TASK OBJECTIVE
Quote every line below verbatim, from the first to the last, but omit the picture from your answer.
==== SUPPLIED MATERIAL
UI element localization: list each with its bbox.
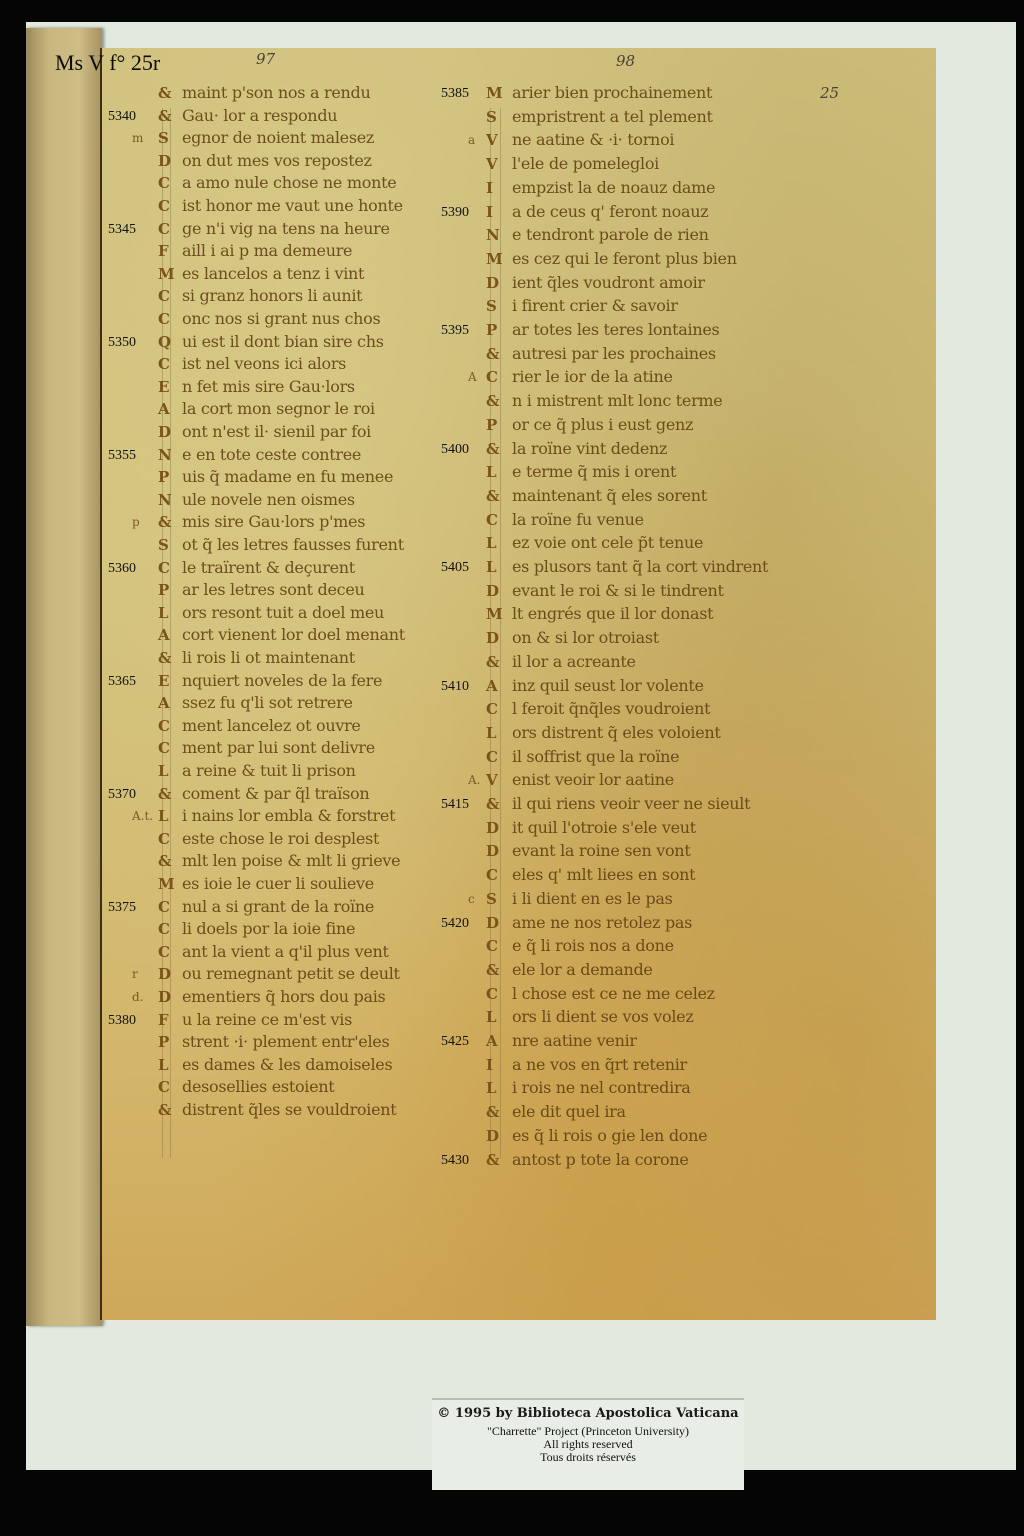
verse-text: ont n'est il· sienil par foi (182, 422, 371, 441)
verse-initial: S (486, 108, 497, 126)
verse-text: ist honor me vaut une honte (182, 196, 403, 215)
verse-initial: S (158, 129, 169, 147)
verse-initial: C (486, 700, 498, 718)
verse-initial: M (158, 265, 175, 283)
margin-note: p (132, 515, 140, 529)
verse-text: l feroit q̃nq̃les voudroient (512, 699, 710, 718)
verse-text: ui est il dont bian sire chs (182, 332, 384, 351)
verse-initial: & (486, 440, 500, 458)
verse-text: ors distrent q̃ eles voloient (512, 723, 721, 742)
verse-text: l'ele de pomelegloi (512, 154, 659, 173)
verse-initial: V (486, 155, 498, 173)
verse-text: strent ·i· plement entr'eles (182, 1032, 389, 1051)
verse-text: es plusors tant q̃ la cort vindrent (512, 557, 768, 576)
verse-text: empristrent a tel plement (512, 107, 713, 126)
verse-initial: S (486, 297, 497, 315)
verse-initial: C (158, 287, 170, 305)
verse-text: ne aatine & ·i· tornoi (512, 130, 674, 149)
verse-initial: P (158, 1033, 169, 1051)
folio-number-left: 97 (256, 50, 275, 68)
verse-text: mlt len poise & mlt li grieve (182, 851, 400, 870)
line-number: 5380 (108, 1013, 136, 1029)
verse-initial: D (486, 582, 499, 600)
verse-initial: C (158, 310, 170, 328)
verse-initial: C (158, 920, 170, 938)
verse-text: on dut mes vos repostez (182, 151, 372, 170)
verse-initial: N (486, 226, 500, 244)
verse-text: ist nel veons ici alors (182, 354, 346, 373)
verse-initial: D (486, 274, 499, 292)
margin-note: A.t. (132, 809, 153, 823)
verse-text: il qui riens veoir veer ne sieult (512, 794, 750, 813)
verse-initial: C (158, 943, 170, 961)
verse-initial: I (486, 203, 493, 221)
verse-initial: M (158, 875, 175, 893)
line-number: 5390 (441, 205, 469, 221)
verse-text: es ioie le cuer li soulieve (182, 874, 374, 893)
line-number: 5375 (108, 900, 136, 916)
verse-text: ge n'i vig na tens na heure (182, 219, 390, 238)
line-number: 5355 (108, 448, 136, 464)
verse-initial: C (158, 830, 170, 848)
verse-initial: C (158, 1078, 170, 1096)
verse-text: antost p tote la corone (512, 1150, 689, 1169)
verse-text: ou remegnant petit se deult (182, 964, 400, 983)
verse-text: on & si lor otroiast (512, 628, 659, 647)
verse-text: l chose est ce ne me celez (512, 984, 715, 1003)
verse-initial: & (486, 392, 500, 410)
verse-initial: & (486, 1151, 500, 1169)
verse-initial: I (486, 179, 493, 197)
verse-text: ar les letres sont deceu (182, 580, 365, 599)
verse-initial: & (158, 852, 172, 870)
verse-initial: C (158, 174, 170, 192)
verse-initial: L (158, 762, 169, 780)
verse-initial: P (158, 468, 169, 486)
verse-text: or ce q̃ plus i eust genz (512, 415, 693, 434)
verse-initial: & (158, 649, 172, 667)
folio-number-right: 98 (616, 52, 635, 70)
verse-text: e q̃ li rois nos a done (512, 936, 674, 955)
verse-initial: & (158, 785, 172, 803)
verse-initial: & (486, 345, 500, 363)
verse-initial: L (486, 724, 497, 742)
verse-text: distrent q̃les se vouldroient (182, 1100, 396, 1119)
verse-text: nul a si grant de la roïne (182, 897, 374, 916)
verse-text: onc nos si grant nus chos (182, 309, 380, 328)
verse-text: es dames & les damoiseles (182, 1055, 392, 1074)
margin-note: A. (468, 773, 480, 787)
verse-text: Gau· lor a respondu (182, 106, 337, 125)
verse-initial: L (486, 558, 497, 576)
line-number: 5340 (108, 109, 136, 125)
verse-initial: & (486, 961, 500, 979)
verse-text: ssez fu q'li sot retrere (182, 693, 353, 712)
========
RESULT OF THIS TASK
UI element localization: list each with its bbox.
verse-text: ont n'est il· sienil par foi (182, 422, 371, 441)
verse-initial: S (486, 108, 497, 126)
verse-text: ist honor me vaut une honte (182, 196, 403, 215)
verse-initial: S (158, 129, 169, 147)
verse-initial: C (486, 700, 498, 718)
verse-initial: M (158, 265, 175, 283)
margin-note: p (132, 515, 140, 529)
verse-text: l feroit q̃nq̃les voudroient (512, 699, 710, 718)
verse-text: ui est il dont bian sire chs (182, 332, 384, 351)
verse-initial: & (486, 440, 500, 458)
verse-text: ors distrent q̃ eles voloient (512, 723, 721, 742)
verse-text: l'ele de pomelegloi (512, 154, 659, 173)
verse-initial: V (486, 155, 498, 173)
verse-text: strent ·i· plement entr'eles (182, 1032, 389, 1051)
verse-text: es plusors tant q̃ la cort vindrent (512, 557, 768, 576)
verse-text: empristrent a tel plement (512, 107, 713, 126)
verse-initial: S (486, 297, 497, 315)
verse-initial: C (158, 287, 170, 305)
verse-text: ne aatine & ·i· tornoi (512, 130, 674, 149)
verse-initial: P (158, 1033, 169, 1051)
folio-number-left: 97 (256, 50, 275, 68)
verse-text: mlt len poise & mlt li grieve (182, 851, 400, 870)
line-number: 5380 (108, 1013, 136, 1029)
verse-initial: D (486, 582, 499, 600)
verse-initial: C (158, 310, 170, 328)
verse-initial: C (158, 920, 170, 938)
verse-text: on dut mes vos repostez (182, 151, 372, 170)
verse-initial: N (486, 226, 500, 244)
verse-text: ist nel veons ici alors (182, 354, 346, 373)
verse-initial: D (486, 274, 499, 292)
margin-note: A.t. (132, 809, 153, 823)
verse-text: il qui riens veoir veer ne sieult (512, 794, 750, 813)
verse-initial: C (158, 943, 170, 961)
verse-initial: I (486, 203, 493, 221)
verse-initial: M (158, 875, 175, 893)
line-number: 5390 (441, 205, 469, 221)
verse-text: es ioie le cuer li soulieve (182, 874, 374, 893)
line-number: 5375 (108, 900, 136, 916)
verse-text: ge n'i vig na tens na heure (182, 219, 390, 238)
line-number: 5355 (108, 448, 136, 464)
verse-initial: C (158, 830, 170, 848)
verse-initial: C (158, 1078, 170, 1096)
verse-text: antost p tote la corone (512, 1150, 689, 1169)
verse-text: ou remegnant petit se deult (182, 964, 400, 983)
verse-text: on & si lor otroiast (512, 628, 659, 647)
verse-text: l chose est ce ne me celez (512, 984, 715, 1003)
verse-initial: & (486, 392, 500, 410)
verse-initial: & (486, 1151, 500, 1169)
verse-initial: I (486, 179, 493, 197)
verse-text: ar les letres sont deceu (182, 580, 365, 599)
verse-initial: & (158, 852, 172, 870)
verse-initial: C (158, 174, 170, 192)
verse-initial: L (158, 762, 169, 780)
verse-initial: P (158, 468, 169, 486)
verse-text: or ce q̃ plus i eust genz (512, 415, 693, 434)
verse-initial: & (158, 649, 172, 667)
folio-number-right: 98 (616, 52, 635, 70)
verse-text: e q̃ li rois nos a done (512, 936, 674, 955)
verse-initial: & (158, 785, 172, 803)
verse-initial: & (486, 345, 500, 363)
verse-initial: L (486, 724, 497, 742)
verse-text: distrent q̃les se vouldroient (182, 1100, 396, 1119)
verse-text: nul a si grant de la roïne (182, 897, 374, 916)
verse-text: onc nos si grant nus chos (182, 309, 380, 328)
verse-text: es dames & les damoiseles (182, 1055, 392, 1074)
margin-note: A. (468, 773, 480, 787)
verse-text: Gau· lor a respondu (182, 106, 337, 125)
verse-initial: L (486, 558, 497, 576)
line-number: 5340 (108, 109, 136, 125)
verse-initial: & (486, 961, 500, 979)
verse-text: ssez fu q'li sot retrere (182, 693, 353, 712)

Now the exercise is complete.